# INSTRUCTIONS FOR THE TASK:
Below are some entries; can you quote all of them exactly?

Figure content listings
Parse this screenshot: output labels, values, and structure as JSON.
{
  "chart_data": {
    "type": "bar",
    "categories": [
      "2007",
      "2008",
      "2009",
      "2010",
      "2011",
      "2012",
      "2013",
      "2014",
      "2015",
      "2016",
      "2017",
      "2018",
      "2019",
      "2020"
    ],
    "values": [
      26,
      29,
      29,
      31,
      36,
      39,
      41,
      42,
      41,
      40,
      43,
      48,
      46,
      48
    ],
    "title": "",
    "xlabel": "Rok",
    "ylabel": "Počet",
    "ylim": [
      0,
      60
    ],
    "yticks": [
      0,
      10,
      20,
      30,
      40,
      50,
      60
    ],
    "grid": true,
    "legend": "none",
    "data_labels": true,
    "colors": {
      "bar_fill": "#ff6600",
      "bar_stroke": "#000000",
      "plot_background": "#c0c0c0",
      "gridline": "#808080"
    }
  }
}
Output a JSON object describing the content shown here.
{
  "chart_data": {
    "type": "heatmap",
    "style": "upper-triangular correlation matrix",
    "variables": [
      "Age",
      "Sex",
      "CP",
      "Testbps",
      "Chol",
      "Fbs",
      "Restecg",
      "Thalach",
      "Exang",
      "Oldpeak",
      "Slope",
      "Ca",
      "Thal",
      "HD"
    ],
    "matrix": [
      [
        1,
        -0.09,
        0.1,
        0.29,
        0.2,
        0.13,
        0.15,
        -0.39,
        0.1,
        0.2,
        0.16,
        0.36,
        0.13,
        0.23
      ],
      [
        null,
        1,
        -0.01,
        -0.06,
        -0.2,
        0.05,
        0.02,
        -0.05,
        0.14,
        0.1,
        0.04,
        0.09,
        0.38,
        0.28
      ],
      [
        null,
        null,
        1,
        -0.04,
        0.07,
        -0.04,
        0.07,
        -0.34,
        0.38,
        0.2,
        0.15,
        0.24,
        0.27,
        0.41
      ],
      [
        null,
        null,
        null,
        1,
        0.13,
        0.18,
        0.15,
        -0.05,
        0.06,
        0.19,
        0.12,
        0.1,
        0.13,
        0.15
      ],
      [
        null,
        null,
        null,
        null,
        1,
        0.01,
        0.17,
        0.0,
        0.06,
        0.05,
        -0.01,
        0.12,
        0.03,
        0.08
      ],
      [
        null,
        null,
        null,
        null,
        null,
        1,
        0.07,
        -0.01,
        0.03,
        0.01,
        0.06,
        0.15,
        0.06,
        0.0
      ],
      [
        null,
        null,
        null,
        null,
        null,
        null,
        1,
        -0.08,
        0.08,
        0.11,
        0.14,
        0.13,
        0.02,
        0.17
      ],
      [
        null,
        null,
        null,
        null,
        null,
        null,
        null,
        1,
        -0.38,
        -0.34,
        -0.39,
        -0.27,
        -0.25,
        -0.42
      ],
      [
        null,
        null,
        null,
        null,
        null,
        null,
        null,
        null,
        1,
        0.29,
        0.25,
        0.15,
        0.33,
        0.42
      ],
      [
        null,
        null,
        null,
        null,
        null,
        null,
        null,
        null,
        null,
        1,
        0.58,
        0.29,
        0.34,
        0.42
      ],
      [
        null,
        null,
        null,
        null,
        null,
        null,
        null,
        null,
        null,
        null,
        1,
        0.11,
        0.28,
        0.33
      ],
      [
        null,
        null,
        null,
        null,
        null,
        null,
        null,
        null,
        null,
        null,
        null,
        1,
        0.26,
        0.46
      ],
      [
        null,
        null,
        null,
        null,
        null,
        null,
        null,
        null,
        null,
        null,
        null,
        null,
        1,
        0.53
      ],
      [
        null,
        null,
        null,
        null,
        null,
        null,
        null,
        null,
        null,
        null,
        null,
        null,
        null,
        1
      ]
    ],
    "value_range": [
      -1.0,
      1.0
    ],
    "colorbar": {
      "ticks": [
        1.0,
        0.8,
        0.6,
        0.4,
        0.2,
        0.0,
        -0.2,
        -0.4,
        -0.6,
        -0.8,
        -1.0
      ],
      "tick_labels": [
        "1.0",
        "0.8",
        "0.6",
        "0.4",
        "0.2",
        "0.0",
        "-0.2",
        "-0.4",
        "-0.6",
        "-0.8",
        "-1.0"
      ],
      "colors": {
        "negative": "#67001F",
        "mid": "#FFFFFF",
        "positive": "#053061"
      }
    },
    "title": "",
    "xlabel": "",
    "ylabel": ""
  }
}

# THE REPLY:
Parse this screenshot: output labels, values, and structure as JSON.
{
  "chart_data": {
    "type": "bar",
    "categories": [
      "2007",
      "2008",
      "2009",
      "2010",
      "2011",
      "2012",
      "2013",
      "2014",
      "2015",
      "2016",
      "2017",
      "2018",
      "2019",
      "2020"
    ],
    "values": [
      26,
      29,
      29,
      31,
      36,
      39,
      41,
      42,
      41,
      40,
      43,
      48,
      46,
      48
    ],
    "title": "",
    "xlabel": "Rok",
    "ylabel": "Počet",
    "ylim": [
      0,
      60
    ],
    "yticks": [
      0,
      10,
      20,
      30,
      40,
      50,
      60
    ],
    "grid": true,
    "legend": "none",
    "data_labels": true,
    "colors": {
      "bar_fill": "#ff6600",
      "bar_stroke": "#000000",
      "plot_background": "#c0c0c0",
      "gridline": "#808080"
    }
  }
}
Output a JSON object describing the content shown here.
{
  "chart_data": {
    "type": "heatmap",
    "style": "upper-triangular correlation matrix",
    "variables": [
      "Age",
      "Sex",
      "CP",
      "Testbps",
      "Chol",
      "Fbs",
      "Restecg",
      "Thalach",
      "Exang",
      "Oldpeak",
      "Slope",
      "Ca",
      "Thal",
      "HD"
    ],
    "matrix": [
      [
        1,
        -0.09,
        0.1,
        0.29,
        0.2,
        0.13,
        0.15,
        -0.39,
        0.1,
        0.2,
        0.16,
        0.36,
        0.13,
        0.23
      ],
      [
        null,
        1,
        -0.01,
        -0.06,
        -0.2,
        0.05,
        0.02,
        -0.05,
        0.14,
        0.1,
        0.04,
        0.09,
        0.38,
        0.28
      ],
      [
        null,
        null,
        1,
        -0.04,
        0.07,
        -0.04,
        0.07,
        -0.34,
        0.38,
        0.2,
        0.15,
        0.24,
        0.27,
        0.41
      ],
      [
        null,
        null,
        null,
        1,
        0.13,
        0.18,
        0.15,
        -0.05,
        0.06,
        0.19,
        0.12,
        0.1,
        0.13,
        0.15
      ],
      [
        null,
        null,
        null,
        null,
        1,
        0.01,
        0.17,
        0.0,
        0.06,
        0.05,
        -0.01,
        0.12,
        0.03,
        0.08
      ],
      [
        null,
        null,
        null,
        null,
        null,
        1,
        0.07,
        -0.01,
        0.03,
        0.01,
        0.06,
        0.15,
        0.06,
        0.0
      ],
      [
        null,
        null,
        null,
        null,
        null,
        null,
        1,
        -0.08,
        0.08,
        0.11,
        0.14,
        0.13,
        0.02,
        0.17
      ],
      [
        null,
        null,
        null,
        null,
        null,
        null,
        null,
        1,
        -0.38,
        -0.34,
        -0.39,
        -0.27,
        -0.25,
        -0.42
      ],
      [
        null,
        null,
        null,
        null,
        null,
        null,
        null,
        null,
        1,
        0.29,
        0.25,
        0.15,
        0.33,
        0.42
      ],
      [
        null,
        null,
        null,
        null,
        null,
        null,
        null,
        null,
        null,
        1,
        0.58,
        0.29,
        0.34,
        0.42
      ],
      [
        null,
        null,
        null,
        null,
        null,
        null,
        null,
        null,
        null,
        null,
        1,
        0.11,
        0.28,
        0.33
      ],
      [
        null,
        null,
        null,
        null,
        null,
        null,
        null,
        null,
        null,
        null,
        null,
        1,
        0.26,
        0.46
      ],
      [
        null,
        null,
        null,
        null,
        null,
        null,
        null,
        null,
        null,
        null,
        null,
        null,
        1,
        0.53
      ],
      [
        null,
        null,
        null,
        null,
        null,
        null,
        null,
        null,
        null,
        null,
        null,
        null,
        null,
        1
      ]
    ],
    "value_range": [
      -1.0,
      1.0
    ],
    "colorbar": {
      "ticks": [
        1.0,
        0.8,
        0.6,
        0.4,
        0.2,
        0.0,
        -0.2,
        -0.4,
        -0.6,
        -0.8,
        -1.0
      ],
      "tick_labels": [
        "1.0",
        "0.8",
        "0.6",
        "0.4",
        "0.2",
        "0.0",
        "-0.2",
        "-0.4",
        "-0.6",
        "-0.8",
        "-1.0"
      ],
      "colors": {
        "negative": "#67001F",
        "mid": "#FFFFFF",
        "positive": "#053061"
      }
    },
    "title": "",
    "xlabel": "",
    "ylabel": ""
  }
}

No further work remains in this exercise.